(Data records)
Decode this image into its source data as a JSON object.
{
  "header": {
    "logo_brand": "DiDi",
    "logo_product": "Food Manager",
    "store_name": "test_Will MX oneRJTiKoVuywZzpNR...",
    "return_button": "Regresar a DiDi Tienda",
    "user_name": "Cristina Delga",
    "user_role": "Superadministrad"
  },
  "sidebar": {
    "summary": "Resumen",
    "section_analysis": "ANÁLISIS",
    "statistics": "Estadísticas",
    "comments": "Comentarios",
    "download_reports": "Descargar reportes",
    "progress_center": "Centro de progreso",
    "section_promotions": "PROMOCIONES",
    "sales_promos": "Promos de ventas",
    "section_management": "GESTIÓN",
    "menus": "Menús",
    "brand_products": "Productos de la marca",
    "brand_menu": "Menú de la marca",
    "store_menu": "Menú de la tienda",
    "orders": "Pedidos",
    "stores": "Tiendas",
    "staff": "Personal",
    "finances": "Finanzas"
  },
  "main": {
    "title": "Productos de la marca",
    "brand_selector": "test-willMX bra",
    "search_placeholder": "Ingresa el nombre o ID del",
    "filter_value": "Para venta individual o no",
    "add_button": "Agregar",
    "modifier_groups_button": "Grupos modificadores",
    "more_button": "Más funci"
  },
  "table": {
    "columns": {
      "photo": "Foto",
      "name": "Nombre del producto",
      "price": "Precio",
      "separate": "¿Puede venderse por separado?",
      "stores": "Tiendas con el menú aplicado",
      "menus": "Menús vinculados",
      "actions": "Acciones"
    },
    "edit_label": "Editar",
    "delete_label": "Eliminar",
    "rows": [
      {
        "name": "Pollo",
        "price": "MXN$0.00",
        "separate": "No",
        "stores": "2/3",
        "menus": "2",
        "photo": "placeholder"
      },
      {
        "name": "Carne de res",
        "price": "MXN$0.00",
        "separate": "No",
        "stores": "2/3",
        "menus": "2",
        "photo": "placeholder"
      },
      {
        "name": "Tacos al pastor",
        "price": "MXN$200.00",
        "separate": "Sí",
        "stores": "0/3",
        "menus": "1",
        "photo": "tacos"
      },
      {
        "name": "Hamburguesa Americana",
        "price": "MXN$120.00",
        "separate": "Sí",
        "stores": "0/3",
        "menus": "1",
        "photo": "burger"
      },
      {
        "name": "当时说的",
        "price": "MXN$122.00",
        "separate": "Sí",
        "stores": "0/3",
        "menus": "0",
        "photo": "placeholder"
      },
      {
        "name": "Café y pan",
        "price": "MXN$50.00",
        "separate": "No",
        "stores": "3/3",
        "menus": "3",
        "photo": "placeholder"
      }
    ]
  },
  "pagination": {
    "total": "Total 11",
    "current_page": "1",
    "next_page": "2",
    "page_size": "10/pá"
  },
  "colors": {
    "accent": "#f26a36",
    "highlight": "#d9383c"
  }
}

» **Directive**
Lines containing the word "Tiendas" must all be returned from the material above.

» **Answer**
    "stores": "Tiendas",
      "stores": "Tiendas con el menú aplicado",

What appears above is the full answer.